#### STORED DATA:
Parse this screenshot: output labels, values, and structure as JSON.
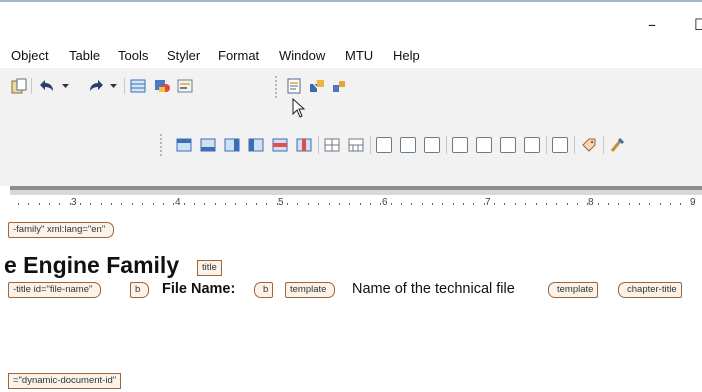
{
  "window": {
    "minimize_glyph": "–",
    "maximize_glyph": "☐"
  },
  "menu": [
    "Object",
    "Table",
    "Tools",
    "Styler",
    "Format",
    "Window",
    "MTU",
    "Help"
  ],
  "toolbar": {
    "icons": [
      "paste-icon",
      "undo-icon",
      "redo-icon",
      "table-icon",
      "tag-icon",
      "list-icon",
      "document-icon",
      "transform-icon",
      "transform-link-icon"
    ],
    "format_icons": [
      "insert-row-above-icon",
      "insert-row-below-icon",
      "insert-column-left-icon",
      "insert-column-right-icon",
      "delete-row-icon",
      "delete-column-icon",
      "split-cell-icon",
      "merge-cell-icon",
      "align-top-icon",
      "align-middle-icon",
      "align-bottom-icon",
      "align-left-icon",
      "align-center-icon",
      "align-right-icon",
      "justify-icon",
      "indent-icon",
      "tag-edit-icon",
      "format-painter-icon"
    ]
  },
  "ruler": {
    "numbers": [
      "3",
      "4",
      "5",
      "6",
      "7",
      "8",
      "9"
    ]
  },
  "document": {
    "tag_family": "-family\" xml:lang=\"en\"",
    "heading": "e Engine Family",
    "tag_title": "title",
    "tag_title_id": "-title id=\"file-name\"",
    "tag_b_open": "b",
    "file_name_label": "File Name:",
    "tag_b_close": "b",
    "tag_template_open": "template",
    "file_name_value": "Name of the technical file",
    "tag_template_close": "template",
    "tag_chapter_title": "chapter-title",
    "tag_dynamic_id": "=\"dynamic-document-id\""
  }
}
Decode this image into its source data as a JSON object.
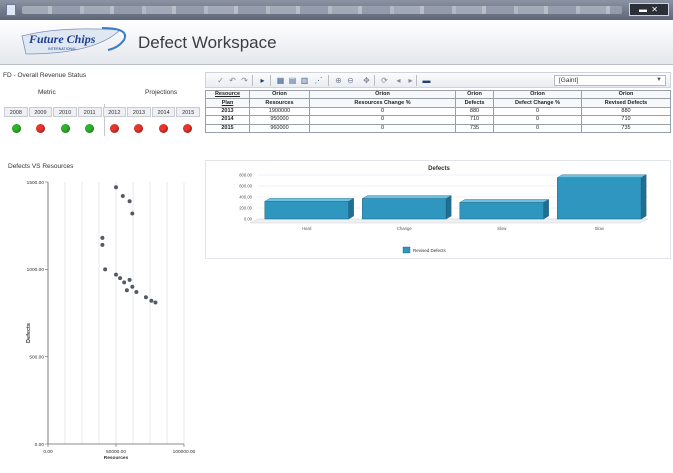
{
  "app": {
    "title": "Defect Workspace",
    "logo_text": "Future Chips",
    "logo_subtext": "INTERNATIONAL"
  },
  "left_panel": {
    "header": "FD - Overall Revenue Status",
    "kpi": {
      "metric_label": "Metric",
      "projection_label": "Projections",
      "years": [
        "2008",
        "2009",
        "2010",
        "2011",
        "2012",
        "2013",
        "2014",
        "2015"
      ],
      "statuses": [
        "green",
        "red",
        "green",
        "green",
        "red",
        "red",
        "red",
        "red"
      ],
      "colors": {
        "green": "#2db42a",
        "red": "#e8352c"
      }
    },
    "scatter_title": "Defects VS Resources"
  },
  "toolbar": {
    "selected_view": "[Gaint]",
    "icons": [
      "check-icon",
      "undo-icon",
      "redo-icon",
      "pointer-icon",
      "grid-icon",
      "table-icon",
      "bar-chart-icon",
      "scatter-icon",
      "zoom-in-icon",
      "zoom-out-icon",
      "pan-icon",
      "refresh-icon",
      "back-icon",
      "forward-icon",
      "chart-type-icon"
    ]
  },
  "table": {
    "header_row1": [
      "Resource",
      "Orion",
      "Orion",
      "Orion",
      "Orion",
      "Orion"
    ],
    "header_row2": [
      "Plan",
      "Resources",
      "Resources Change %",
      "Defects",
      "Defect Change %",
      "Revised Defects"
    ],
    "rows": [
      [
        "2013",
        "1900000",
        "0",
        "880",
        "0",
        "880"
      ],
      [
        "2014",
        "950000",
        "0",
        "710",
        "0",
        "710"
      ],
      [
        "2015",
        "960000",
        "0",
        "735",
        "0",
        "735"
      ]
    ]
  },
  "chart_data": [
    {
      "type": "scatter",
      "title": "Defects VS Resources",
      "xlabel": "Resources",
      "ylabel": "Defects",
      "xticks": [
        "0.00",
        "50000.00",
        "100000.00"
      ],
      "yticks": [
        "0.00",
        "500.00",
        "1000.00",
        "1500.00"
      ],
      "xlim": [
        0,
        100000
      ],
      "ylim": [
        0,
        1500
      ],
      "points": [
        {
          "x": 50000,
          "y": 1470
        },
        {
          "x": 55000,
          "y": 1420
        },
        {
          "x": 60000,
          "y": 1390
        },
        {
          "x": 62000,
          "y": 1320
        },
        {
          "x": 40000,
          "y": 1180
        },
        {
          "x": 40000,
          "y": 1140
        },
        {
          "x": 42000,
          "y": 1000
        },
        {
          "x": 50000,
          "y": 970
        },
        {
          "x": 53000,
          "y": 950
        },
        {
          "x": 56000,
          "y": 925
        },
        {
          "x": 60000,
          "y": 940
        },
        {
          "x": 62000,
          "y": 900
        },
        {
          "x": 58000,
          "y": 880
        },
        {
          "x": 65000,
          "y": 870
        },
        {
          "x": 72000,
          "y": 840
        },
        {
          "x": 76000,
          "y": 820
        },
        {
          "x": 79000,
          "y": 810
        }
      ],
      "grid": true,
      "point_color": "#555a66"
    },
    {
      "type": "bar",
      "title": "Defects",
      "categories": [
        "Hard",
        "Change",
        "Slow",
        "Slow"
      ],
      "series": [
        {
          "name": "Revised Defects",
          "values": [
            320,
            370,
            300,
            750
          ],
          "color": "#2f96c0"
        }
      ],
      "yticks": [
        "0.00",
        "200.00",
        "400.00",
        "600.00",
        "800.00"
      ],
      "ylim": [
        0,
        800
      ],
      "legend": "bottom"
    }
  ]
}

#### PROMPT:
From the listing above, report the number of lines containing the string "Revised", without any accompanying remarks.

#### ANSWER TO THIS EXERCISE:
2